Task objective ▸ Look through the lines and report how many include the word "image", giving nothing but the number.

Record extracts ▸
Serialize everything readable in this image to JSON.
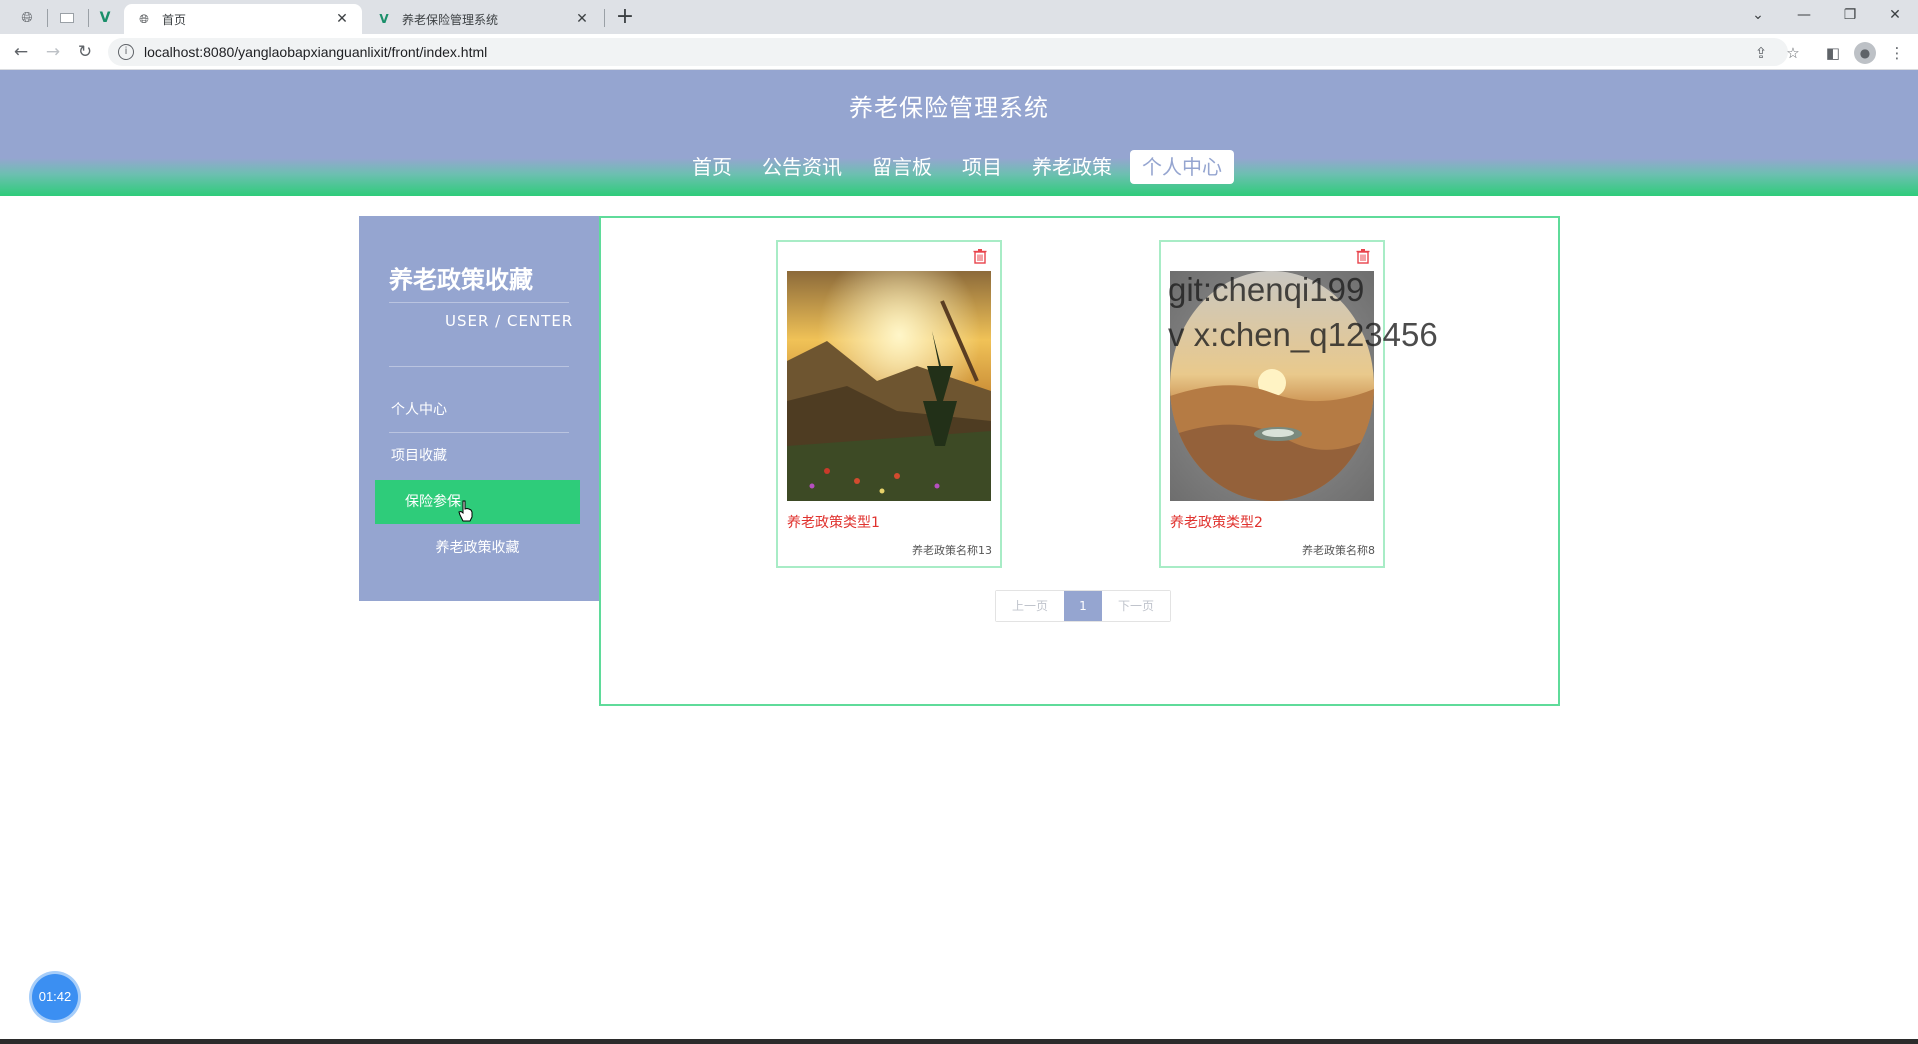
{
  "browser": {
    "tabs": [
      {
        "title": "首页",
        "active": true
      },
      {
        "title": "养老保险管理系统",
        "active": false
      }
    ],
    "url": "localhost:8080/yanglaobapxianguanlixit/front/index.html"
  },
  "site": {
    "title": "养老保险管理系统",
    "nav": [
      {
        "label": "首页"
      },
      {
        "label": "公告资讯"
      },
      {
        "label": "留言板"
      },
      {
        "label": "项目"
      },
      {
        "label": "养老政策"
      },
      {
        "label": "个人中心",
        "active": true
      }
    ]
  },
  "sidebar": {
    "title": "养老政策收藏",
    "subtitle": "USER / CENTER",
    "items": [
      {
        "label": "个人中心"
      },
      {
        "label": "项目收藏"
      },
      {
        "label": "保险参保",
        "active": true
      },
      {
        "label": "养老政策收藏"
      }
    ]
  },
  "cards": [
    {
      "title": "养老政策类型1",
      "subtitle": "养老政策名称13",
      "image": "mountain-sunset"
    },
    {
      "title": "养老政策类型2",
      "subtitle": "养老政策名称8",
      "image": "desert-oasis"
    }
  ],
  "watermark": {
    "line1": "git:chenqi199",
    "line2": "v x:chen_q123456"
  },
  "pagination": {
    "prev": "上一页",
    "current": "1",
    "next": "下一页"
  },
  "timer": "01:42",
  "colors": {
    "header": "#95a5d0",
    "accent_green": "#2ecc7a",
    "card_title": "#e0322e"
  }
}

* * *

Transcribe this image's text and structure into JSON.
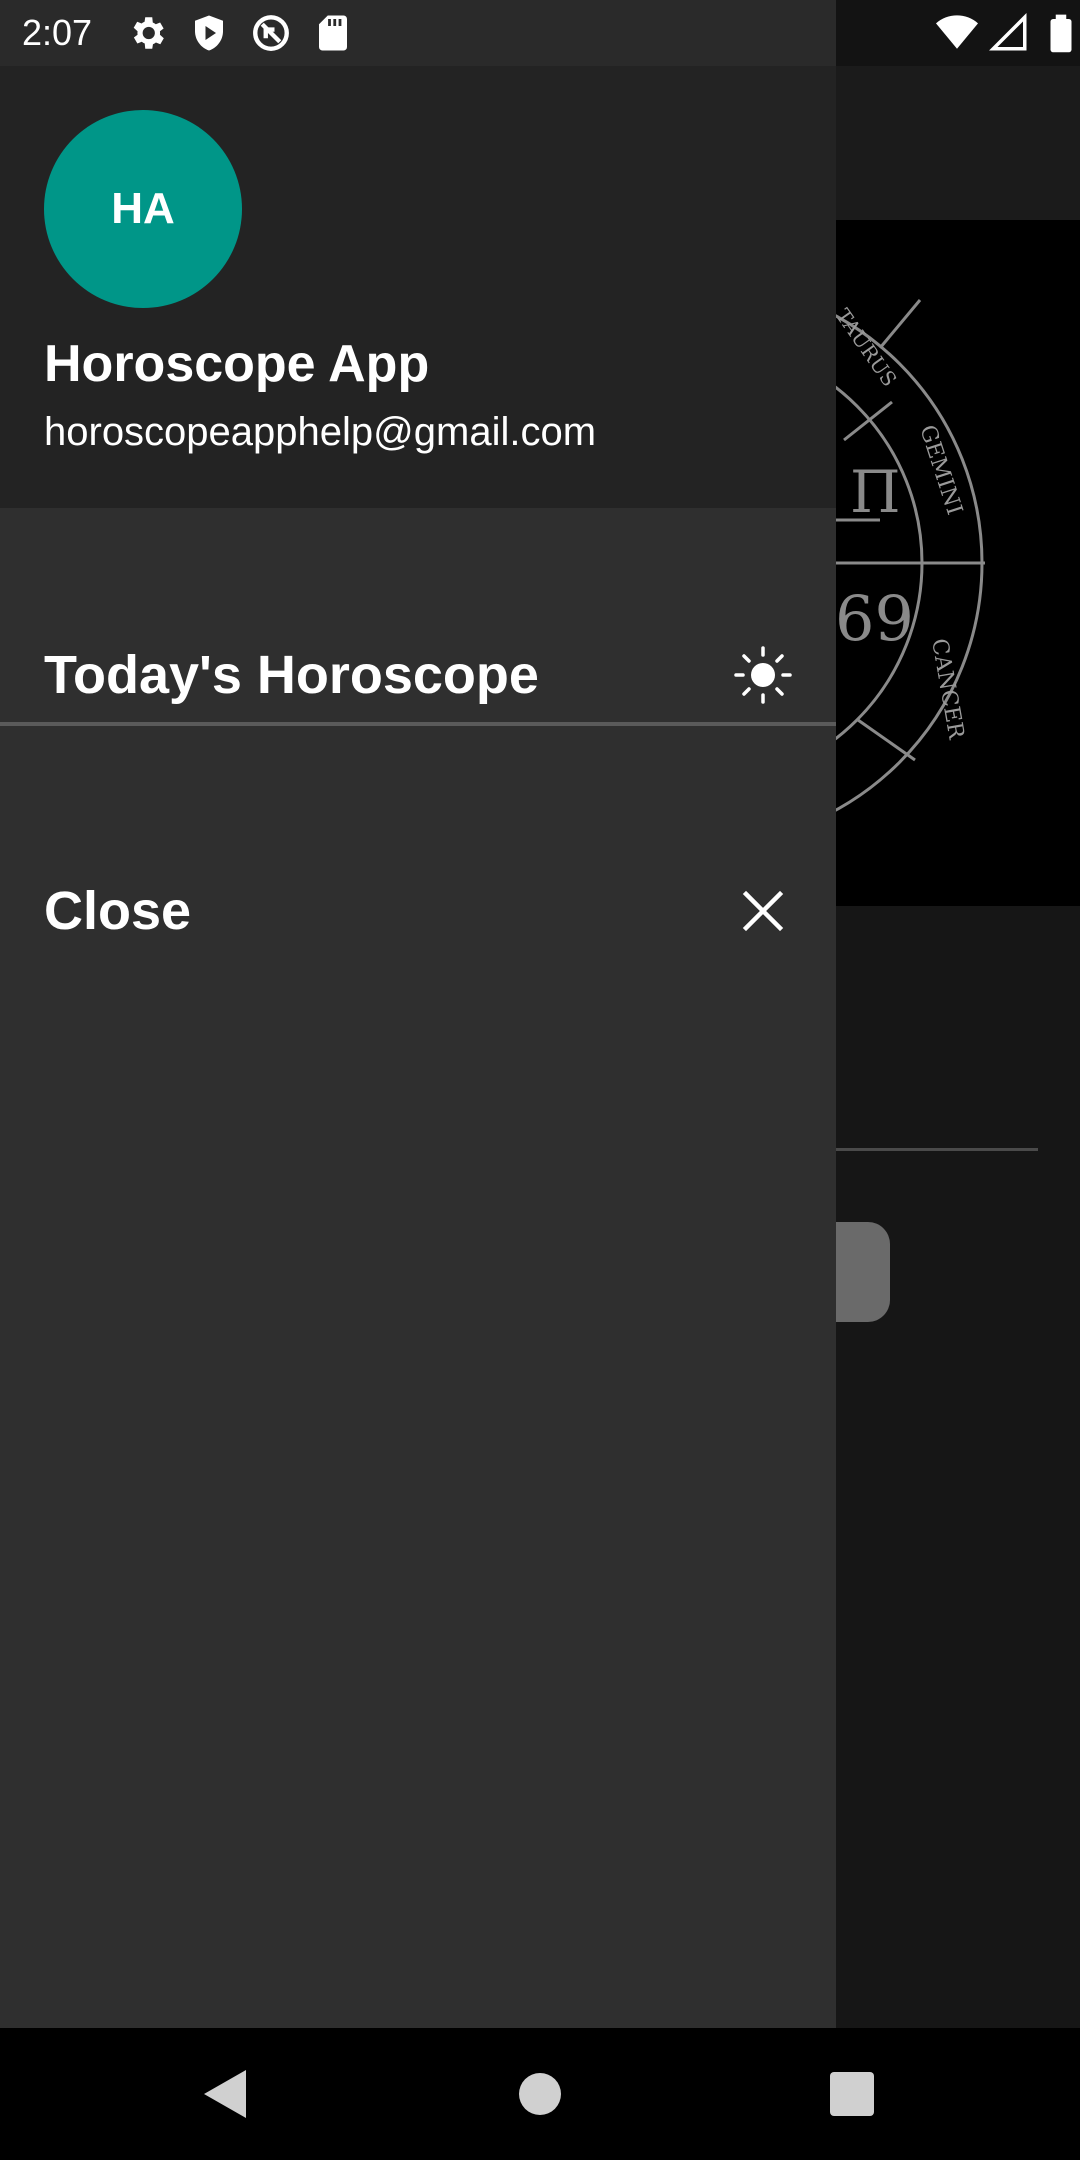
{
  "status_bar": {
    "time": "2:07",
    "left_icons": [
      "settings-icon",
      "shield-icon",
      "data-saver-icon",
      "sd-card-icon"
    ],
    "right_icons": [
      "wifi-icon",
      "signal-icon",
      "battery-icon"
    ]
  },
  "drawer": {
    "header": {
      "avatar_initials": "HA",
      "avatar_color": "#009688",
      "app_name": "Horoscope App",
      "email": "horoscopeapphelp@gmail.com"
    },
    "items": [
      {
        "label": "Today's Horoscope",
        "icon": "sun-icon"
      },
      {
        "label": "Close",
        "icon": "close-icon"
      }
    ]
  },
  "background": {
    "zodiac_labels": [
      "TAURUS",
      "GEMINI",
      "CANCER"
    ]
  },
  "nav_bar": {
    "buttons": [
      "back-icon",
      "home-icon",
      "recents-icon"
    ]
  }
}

...

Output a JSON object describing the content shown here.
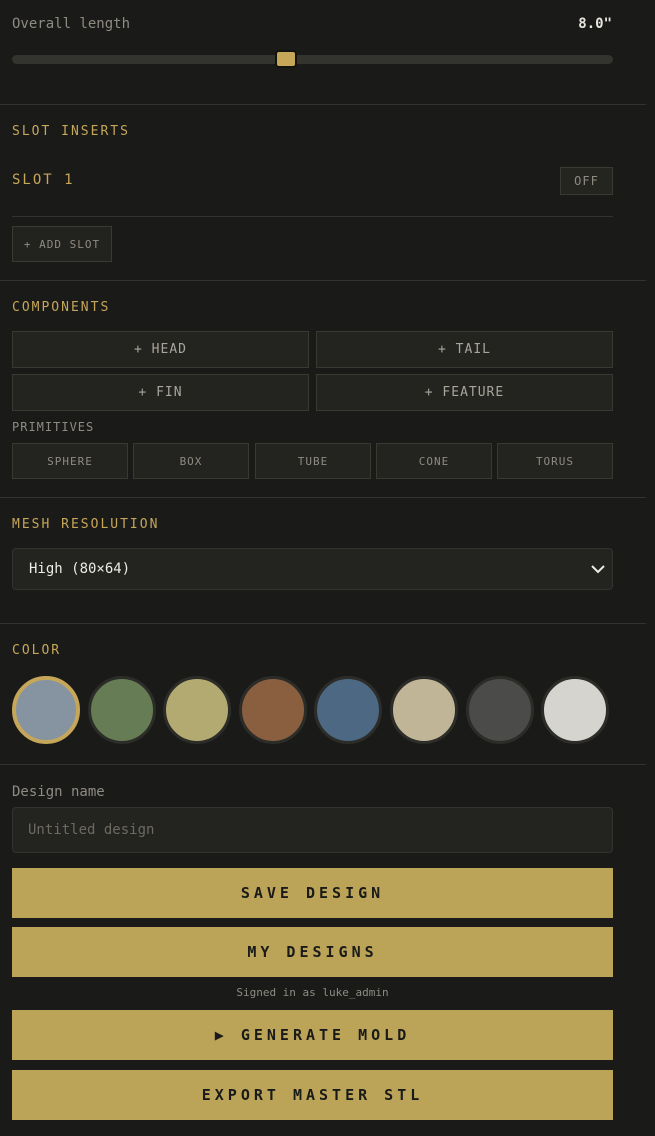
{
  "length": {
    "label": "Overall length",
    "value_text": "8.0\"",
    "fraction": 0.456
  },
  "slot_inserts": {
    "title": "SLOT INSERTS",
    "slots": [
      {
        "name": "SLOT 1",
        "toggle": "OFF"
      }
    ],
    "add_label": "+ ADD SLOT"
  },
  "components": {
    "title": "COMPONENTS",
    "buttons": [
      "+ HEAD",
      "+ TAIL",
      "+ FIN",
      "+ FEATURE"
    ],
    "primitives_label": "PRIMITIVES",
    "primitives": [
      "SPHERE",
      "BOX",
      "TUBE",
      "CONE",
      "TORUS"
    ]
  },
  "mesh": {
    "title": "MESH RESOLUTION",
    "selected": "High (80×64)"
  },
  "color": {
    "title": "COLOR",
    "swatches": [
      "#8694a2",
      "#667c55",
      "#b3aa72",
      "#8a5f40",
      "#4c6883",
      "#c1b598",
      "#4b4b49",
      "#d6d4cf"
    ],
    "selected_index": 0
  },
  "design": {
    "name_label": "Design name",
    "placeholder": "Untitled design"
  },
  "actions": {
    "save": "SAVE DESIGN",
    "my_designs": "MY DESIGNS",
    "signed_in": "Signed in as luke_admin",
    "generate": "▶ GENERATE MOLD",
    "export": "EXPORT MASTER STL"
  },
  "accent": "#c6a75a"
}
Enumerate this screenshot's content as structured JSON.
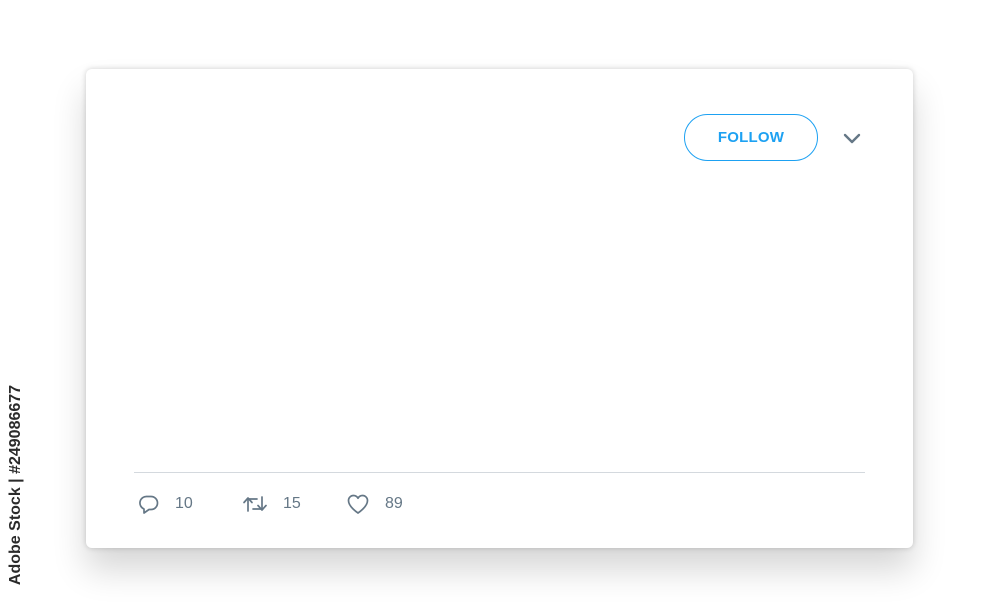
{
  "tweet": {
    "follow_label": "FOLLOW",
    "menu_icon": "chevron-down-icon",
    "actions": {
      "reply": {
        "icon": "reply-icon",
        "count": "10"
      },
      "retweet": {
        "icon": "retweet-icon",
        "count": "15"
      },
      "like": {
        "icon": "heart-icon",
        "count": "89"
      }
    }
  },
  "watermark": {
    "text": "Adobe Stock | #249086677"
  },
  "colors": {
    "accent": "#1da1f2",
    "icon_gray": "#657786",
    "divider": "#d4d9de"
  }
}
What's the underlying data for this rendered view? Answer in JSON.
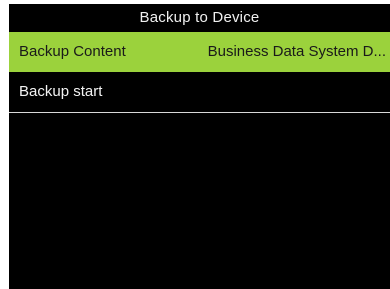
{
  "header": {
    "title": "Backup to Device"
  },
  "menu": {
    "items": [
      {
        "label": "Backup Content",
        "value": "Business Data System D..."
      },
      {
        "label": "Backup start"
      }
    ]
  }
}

Task result ▸ 4